▸ Aim of the exercise
Scan the entries for lines with the word "focus" and copy those lines.

-- Records for this task follows --

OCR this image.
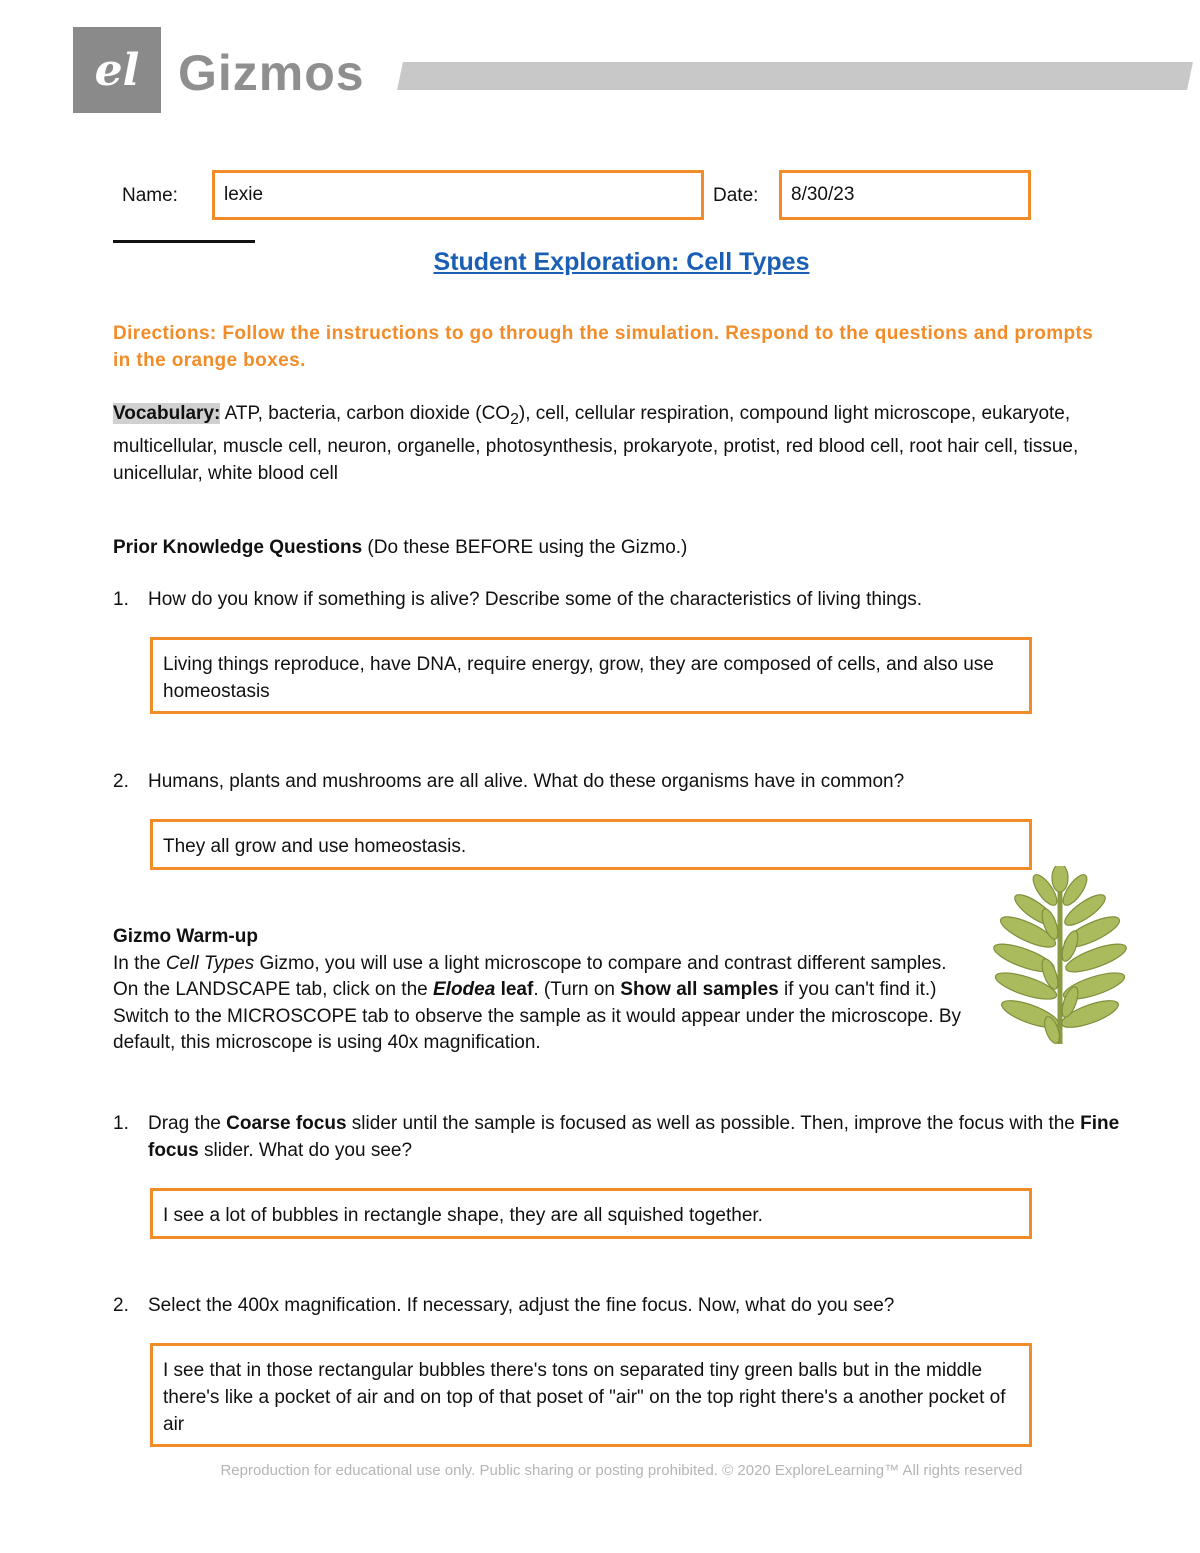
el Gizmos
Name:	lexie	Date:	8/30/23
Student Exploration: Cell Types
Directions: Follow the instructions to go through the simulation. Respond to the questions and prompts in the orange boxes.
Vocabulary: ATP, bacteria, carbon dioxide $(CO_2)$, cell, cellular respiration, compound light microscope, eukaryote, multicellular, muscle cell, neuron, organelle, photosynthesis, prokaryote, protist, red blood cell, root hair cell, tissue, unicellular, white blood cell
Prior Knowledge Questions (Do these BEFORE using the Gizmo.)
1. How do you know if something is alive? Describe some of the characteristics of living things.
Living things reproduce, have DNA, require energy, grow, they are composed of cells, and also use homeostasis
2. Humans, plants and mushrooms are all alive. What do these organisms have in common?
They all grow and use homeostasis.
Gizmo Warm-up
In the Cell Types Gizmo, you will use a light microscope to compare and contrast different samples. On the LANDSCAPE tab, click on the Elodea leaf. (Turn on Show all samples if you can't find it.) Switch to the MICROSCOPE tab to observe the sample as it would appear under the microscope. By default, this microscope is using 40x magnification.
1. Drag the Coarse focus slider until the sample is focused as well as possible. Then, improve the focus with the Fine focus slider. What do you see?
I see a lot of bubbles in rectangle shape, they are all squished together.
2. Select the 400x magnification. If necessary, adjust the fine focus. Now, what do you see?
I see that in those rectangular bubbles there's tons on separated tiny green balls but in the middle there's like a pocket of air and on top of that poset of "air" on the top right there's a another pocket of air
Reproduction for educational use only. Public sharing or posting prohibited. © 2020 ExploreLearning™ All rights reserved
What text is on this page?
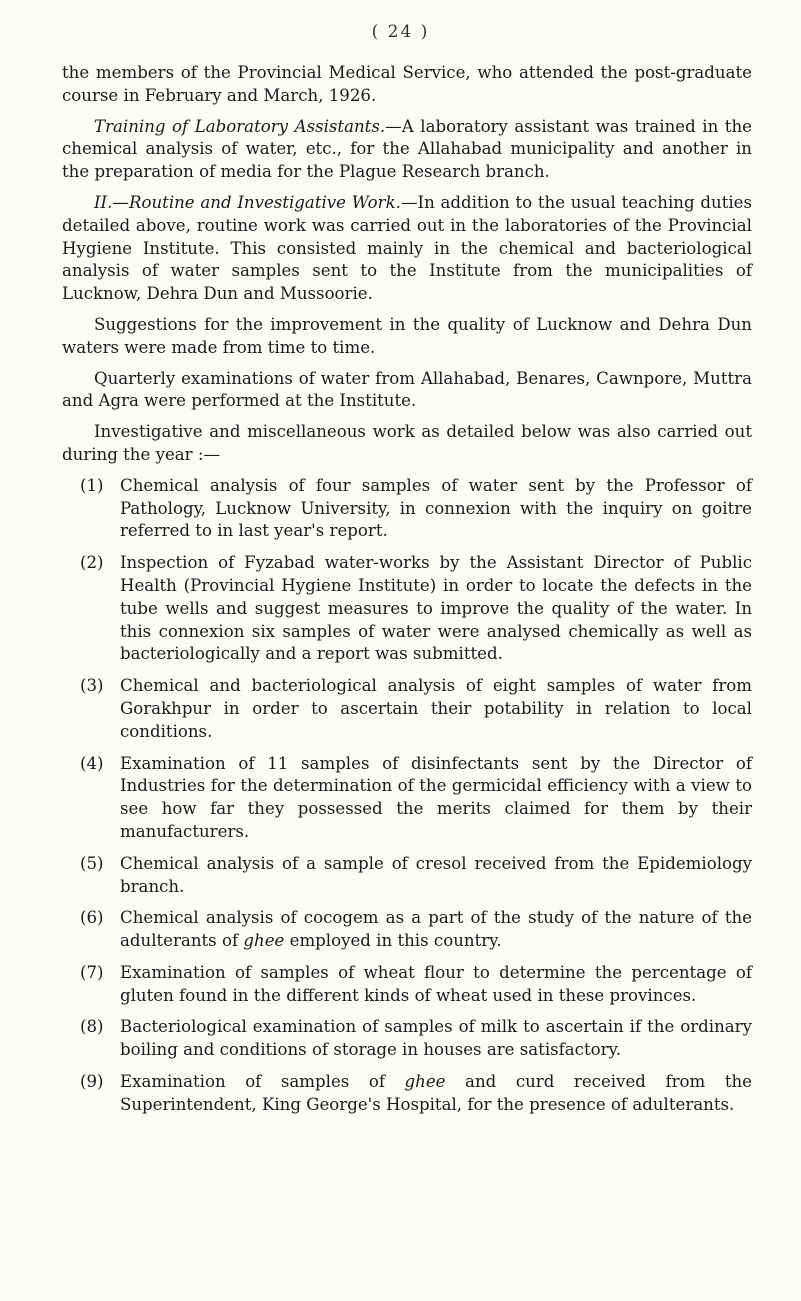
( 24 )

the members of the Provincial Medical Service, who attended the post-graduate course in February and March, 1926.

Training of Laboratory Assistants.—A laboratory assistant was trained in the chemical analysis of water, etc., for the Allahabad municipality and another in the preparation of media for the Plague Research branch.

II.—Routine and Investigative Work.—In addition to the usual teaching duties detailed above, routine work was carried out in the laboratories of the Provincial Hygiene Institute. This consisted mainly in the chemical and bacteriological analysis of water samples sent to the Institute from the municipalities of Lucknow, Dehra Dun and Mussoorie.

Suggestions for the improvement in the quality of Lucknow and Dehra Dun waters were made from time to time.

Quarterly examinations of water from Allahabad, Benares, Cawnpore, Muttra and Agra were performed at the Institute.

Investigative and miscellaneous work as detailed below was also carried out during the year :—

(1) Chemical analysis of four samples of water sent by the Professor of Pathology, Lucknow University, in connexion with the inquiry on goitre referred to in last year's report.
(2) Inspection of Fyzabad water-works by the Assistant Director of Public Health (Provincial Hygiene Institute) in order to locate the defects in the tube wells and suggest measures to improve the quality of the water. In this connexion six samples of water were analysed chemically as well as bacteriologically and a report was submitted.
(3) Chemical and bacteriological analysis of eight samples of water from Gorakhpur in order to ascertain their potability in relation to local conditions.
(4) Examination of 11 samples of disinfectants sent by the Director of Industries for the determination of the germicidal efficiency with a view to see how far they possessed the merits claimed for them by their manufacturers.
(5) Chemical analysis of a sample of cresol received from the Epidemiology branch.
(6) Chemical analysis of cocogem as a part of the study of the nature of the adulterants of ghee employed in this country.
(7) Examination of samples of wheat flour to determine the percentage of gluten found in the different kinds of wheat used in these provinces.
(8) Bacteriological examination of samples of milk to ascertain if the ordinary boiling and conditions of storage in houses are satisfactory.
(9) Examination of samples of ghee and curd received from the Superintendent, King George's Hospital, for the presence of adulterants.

-- Records for this task concluded --
-- Records for this task follows --

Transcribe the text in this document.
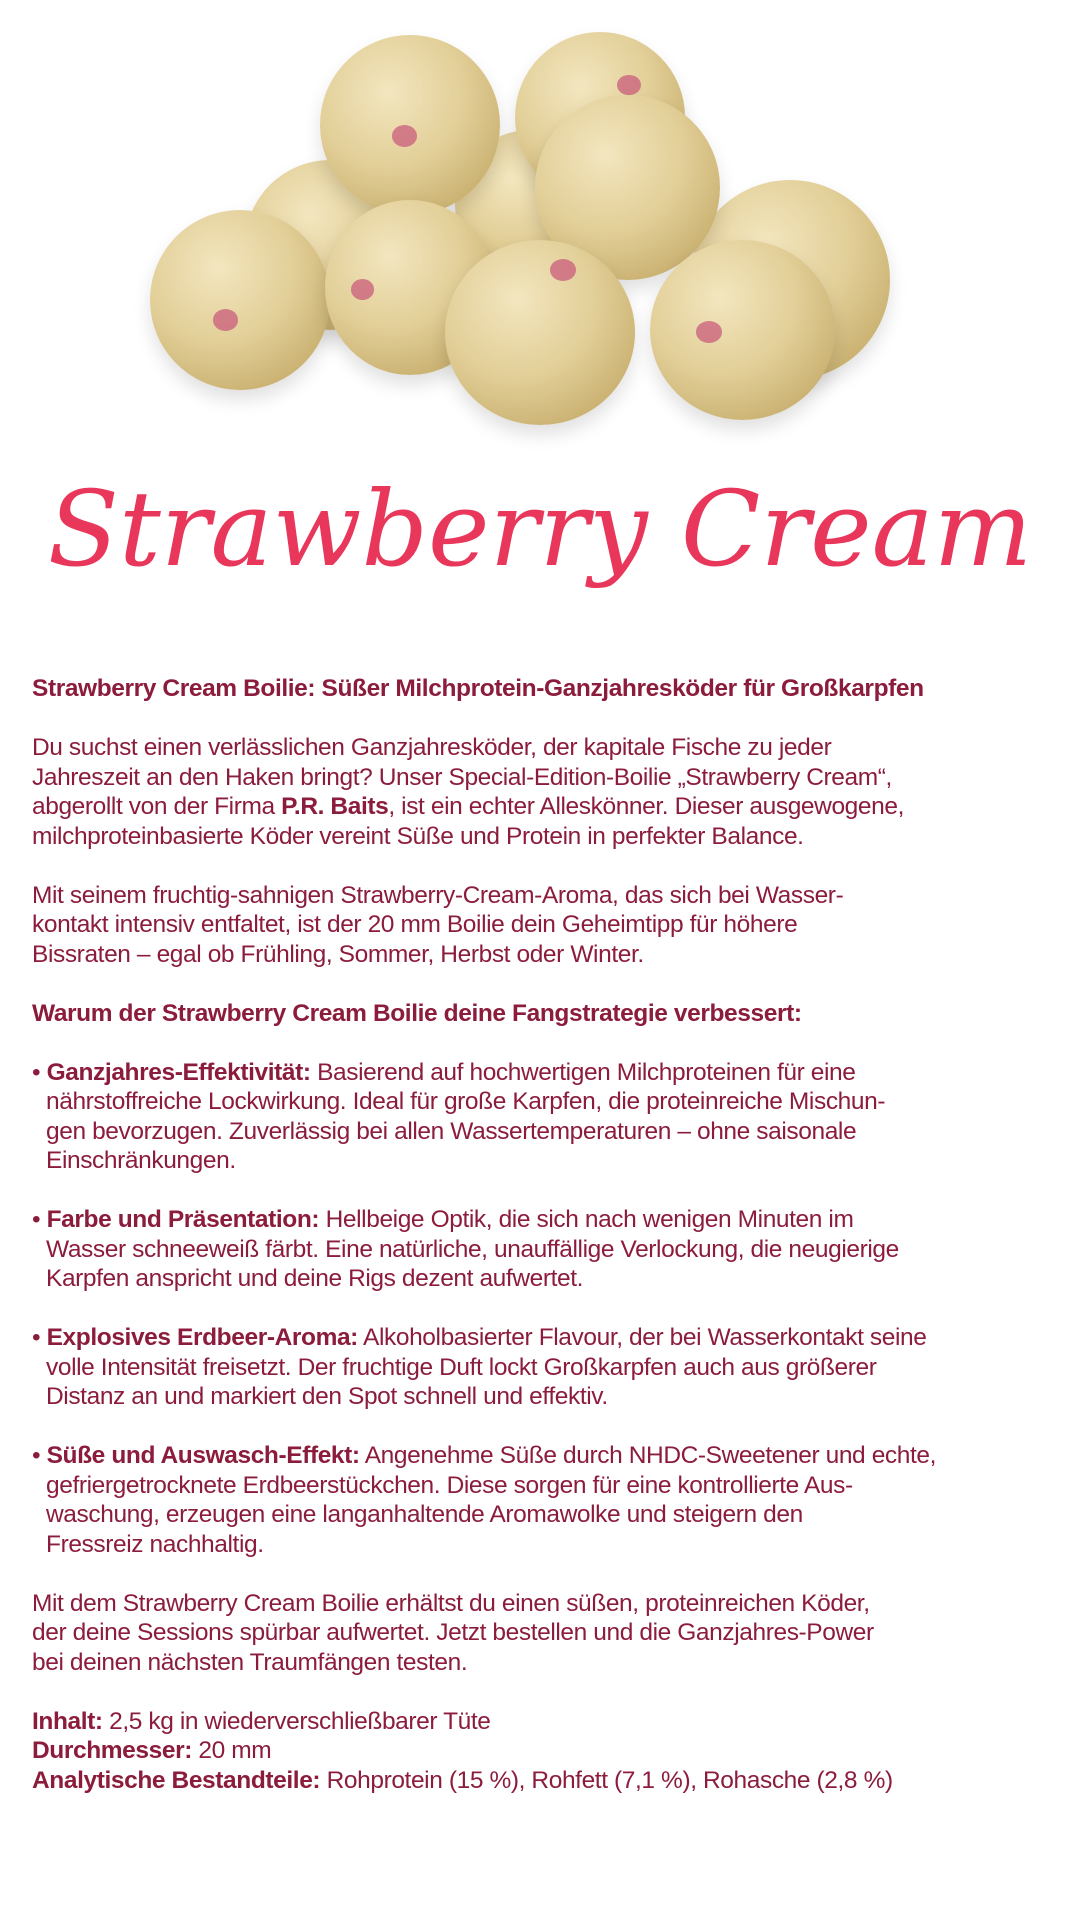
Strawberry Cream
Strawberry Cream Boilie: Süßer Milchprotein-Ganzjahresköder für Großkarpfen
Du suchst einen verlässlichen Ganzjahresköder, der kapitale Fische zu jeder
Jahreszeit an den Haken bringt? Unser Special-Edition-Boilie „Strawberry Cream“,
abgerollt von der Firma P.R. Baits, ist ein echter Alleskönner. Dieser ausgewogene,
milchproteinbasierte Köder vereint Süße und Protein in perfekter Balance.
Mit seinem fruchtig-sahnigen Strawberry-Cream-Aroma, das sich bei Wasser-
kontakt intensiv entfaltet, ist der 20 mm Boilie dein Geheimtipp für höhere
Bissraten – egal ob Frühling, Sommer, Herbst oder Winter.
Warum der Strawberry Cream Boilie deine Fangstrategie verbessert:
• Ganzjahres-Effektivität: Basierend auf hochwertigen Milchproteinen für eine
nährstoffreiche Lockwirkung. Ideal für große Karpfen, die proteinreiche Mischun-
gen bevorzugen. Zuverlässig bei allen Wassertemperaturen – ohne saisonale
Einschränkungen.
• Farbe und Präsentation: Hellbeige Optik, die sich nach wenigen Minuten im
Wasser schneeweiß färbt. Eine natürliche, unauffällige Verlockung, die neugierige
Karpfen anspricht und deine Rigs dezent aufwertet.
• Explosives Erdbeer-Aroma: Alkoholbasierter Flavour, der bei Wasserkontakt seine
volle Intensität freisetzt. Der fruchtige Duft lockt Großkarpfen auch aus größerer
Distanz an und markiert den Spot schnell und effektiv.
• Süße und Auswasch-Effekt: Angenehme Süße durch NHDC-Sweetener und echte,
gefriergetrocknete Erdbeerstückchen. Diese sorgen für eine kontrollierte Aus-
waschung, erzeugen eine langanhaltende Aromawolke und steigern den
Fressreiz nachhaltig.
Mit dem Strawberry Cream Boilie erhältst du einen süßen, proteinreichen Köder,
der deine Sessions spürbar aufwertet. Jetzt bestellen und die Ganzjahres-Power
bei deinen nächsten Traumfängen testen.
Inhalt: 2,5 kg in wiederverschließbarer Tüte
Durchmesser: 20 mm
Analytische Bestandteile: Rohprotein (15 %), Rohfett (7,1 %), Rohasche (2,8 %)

-- Records for this task concluded --

▸ Solution for this task
1. Drag the Coarse focus slider until the sample is focused as well as possible. Then, improve the focus with the Fine focus slider. What do you see?
2. Select the 400x magnification. If necessary, adjust the fine focus. Now, what do you see?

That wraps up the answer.